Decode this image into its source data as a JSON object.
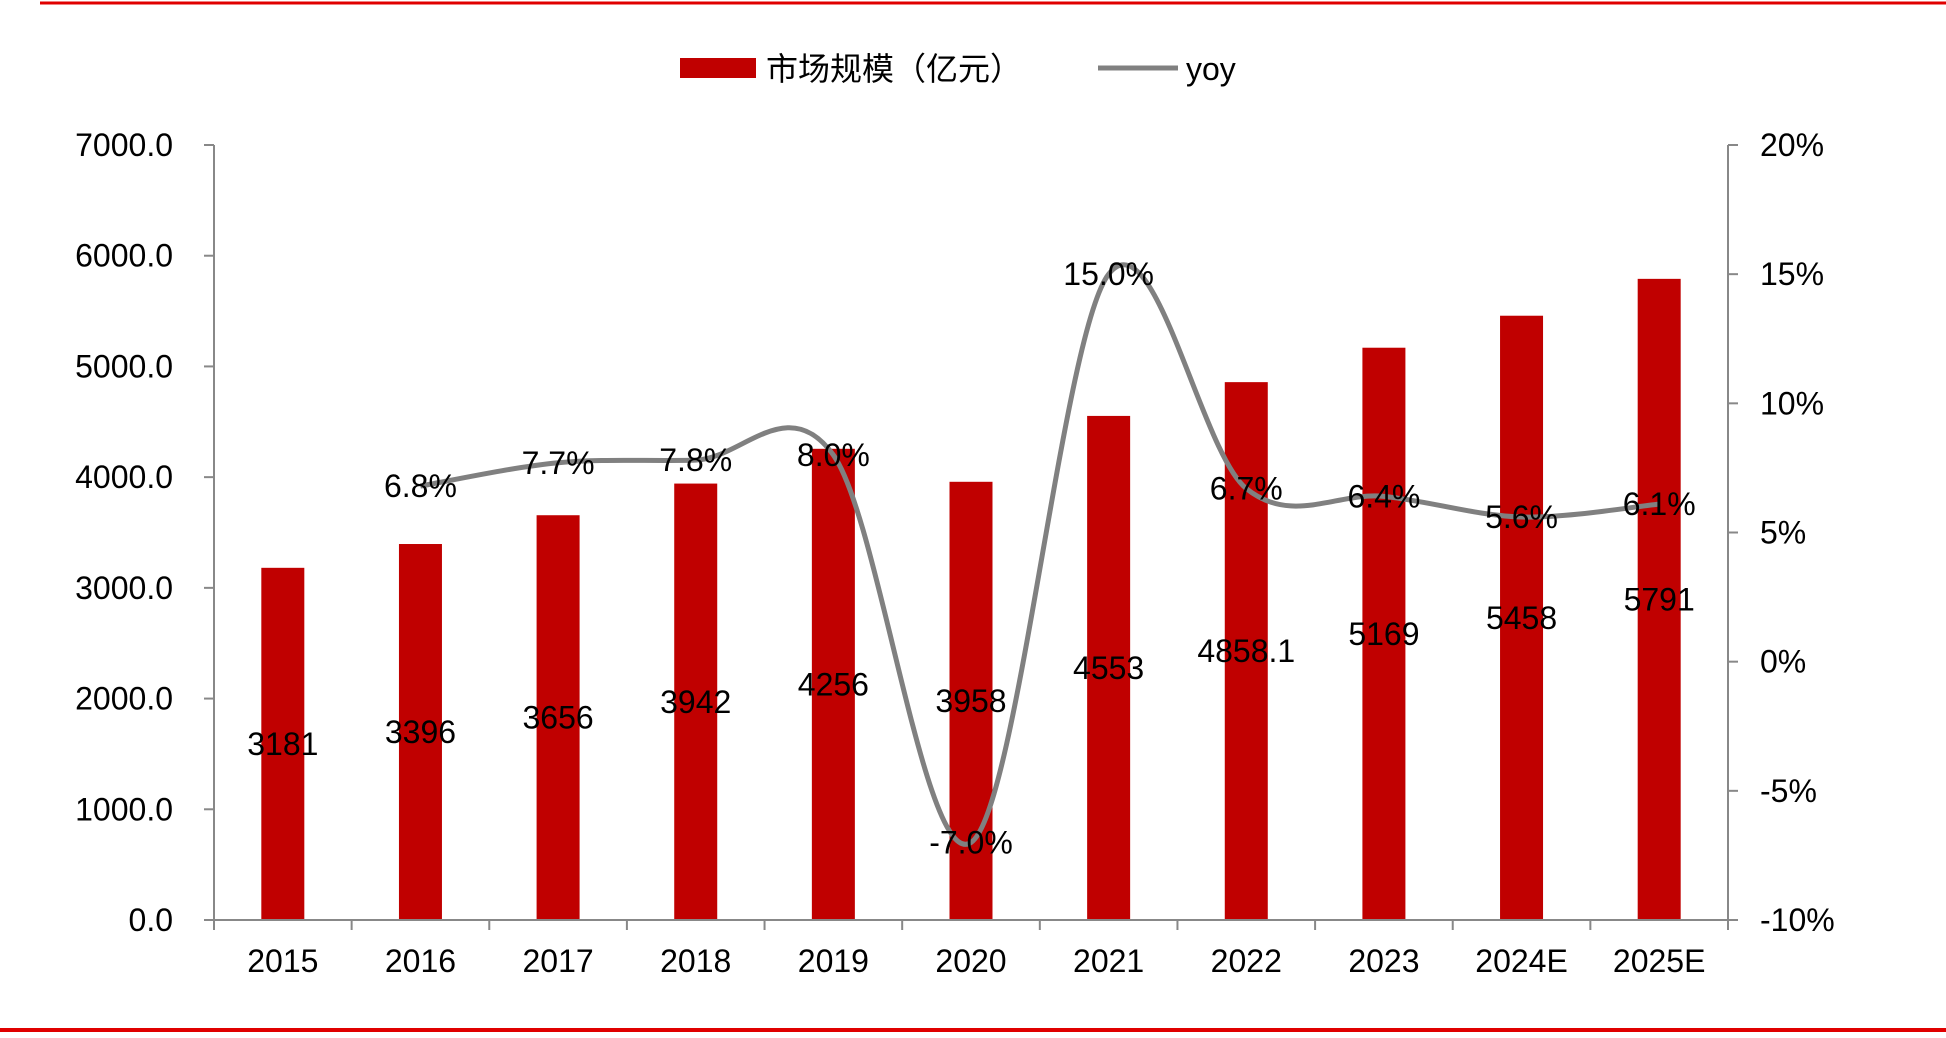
{
  "chart_data": {
    "type": "bar",
    "categories": [
      "2015",
      "2016",
      "2017",
      "2018",
      "2019",
      "2020",
      "2021",
      "2022",
      "2023",
      "2024E",
      "2025E"
    ],
    "series": [
      {
        "name": "市场规模（亿元）",
        "chart": "bar",
        "axis": "left",
        "values": [
          3181,
          3396,
          3656,
          3942,
          4256,
          3958,
          4553,
          4858.1,
          5169,
          5458,
          5791
        ],
        "labels": [
          "3181",
          "3396",
          "3656",
          "3942",
          "4256",
          "3958",
          "4553",
          "4858.1",
          "5169",
          "5458",
          "5791"
        ],
        "color": "#c00000"
      },
      {
        "name": "yoy",
        "chart": "line",
        "axis": "right",
        "smooth": true,
        "values": [
          null,
          6.8,
          7.7,
          7.8,
          8.0,
          -7.0,
          15.0,
          6.7,
          6.4,
          5.6,
          6.1
        ],
        "labels": [
          "",
          "6.8%",
          "7.7%",
          "7.8%",
          "8.0%",
          "-7.0%",
          "15.0%",
          "6.7%",
          "6.4%",
          "5.6%",
          "6.1%"
        ],
        "color": "#808080"
      }
    ],
    "y_left": {
      "ylim": [
        0,
        7000
      ],
      "ticks": [
        0,
        1000,
        2000,
        3000,
        4000,
        5000,
        6000,
        7000
      ],
      "tick_labels": [
        "0.0",
        "1000.0",
        "2000.0",
        "3000.0",
        "4000.0",
        "5000.0",
        "6000.0",
        "7000.0"
      ]
    },
    "y_right": {
      "ylim": [
        -10,
        20
      ],
      "ticks": [
        -10,
        -5,
        0,
        5,
        10,
        15,
        20
      ],
      "tick_labels": [
        "-10%",
        "-5%",
        "0%",
        "5%",
        "10%",
        "15%",
        "20%"
      ]
    },
    "legend_position": "top-center",
    "grid": false,
    "colors": {
      "frame_red": "#e00000",
      "axis": "#888888"
    }
  }
}
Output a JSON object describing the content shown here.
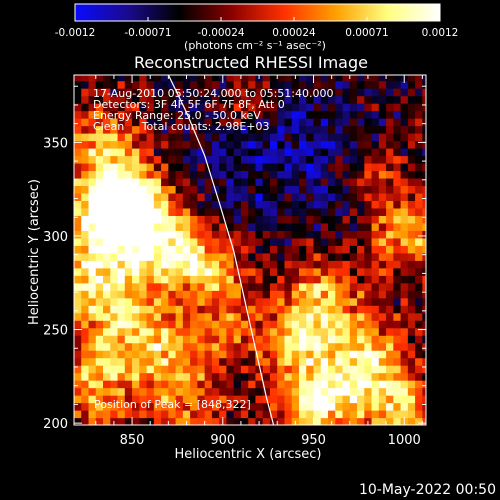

.....

Strip out the pictures and quote the remaining data word for word.

Decode this image into its source data as a JSON object.
{
  "chart_data": {
    "type": "bar",
    "categories": [
      "2015",
      "2016",
      "2017",
      "2018",
      "2019",
      "2020",
      "2021",
      "2022",
      "2023",
      "2024E",
      "2025E"
    ],
    "series": [
      {
        "name": "市场规模（亿元）",
        "chart": "bar",
        "axis": "left",
        "values": [
          3181,
          3396,
          3656,
          3942,
          4256,
          3958,
          4553,
          4858.1,
          5169,
          5458,
          5791
        ],
        "labels": [
          "3181",
          "3396",
          "3656",
          "3942",
          "4256",
          "3958",
          "4553",
          "4858.1",
          "5169",
          "5458",
          "5791"
        ],
        "color": "#c00000"
      },
      {
        "name": "yoy",
        "chart": "line",
        "axis": "right",
        "smooth": true,
        "values": [
          null,
          6.8,
          7.7,
          7.8,
          8.0,
          -7.0,
          15.0,
          6.7,
          6.4,
          5.6,
          6.1
        ],
        "labels": [
          "",
          "6.8%",
          "7.7%",
          "7.8%",
          "8.0%",
          "-7.0%",
          "15.0%",
          "6.7%",
          "6.4%",
          "5.6%",
          "6.1%"
        ],
        "color": "#808080"
      }
    ],
    "y_left": {
      "ylim": [
        0,
        7000
      ],
      "ticks": [
        0,
        1000,
        2000,
        3000,
        4000,
        5000,
        6000,
        7000
      ],
      "tick_labels": [
        "0.0",
        "1000.0",
        "2000.0",
        "3000.0",
        "4000.0",
        "5000.0",
        "6000.0",
        "7000.0"
      ]
    },
    "y_right": {
      "ylim": [
        -10,
        20
      ],
      "ticks": [
        -10,
        -5,
        0,
        5,
        10,
        15,
        20
      ],
      "tick_labels": [
        "-10%",
        "-5%",
        "0%",
        "5%",
        "10%",
        "15%",
        "20%"
      ]
    },
    "legend_position": "top-center",
    "grid": false,
    "colors": {
      "frame_red": "#e00000",
      "axis": "#888888"
    }
  }
}
Output a JSON object describing the content shown here.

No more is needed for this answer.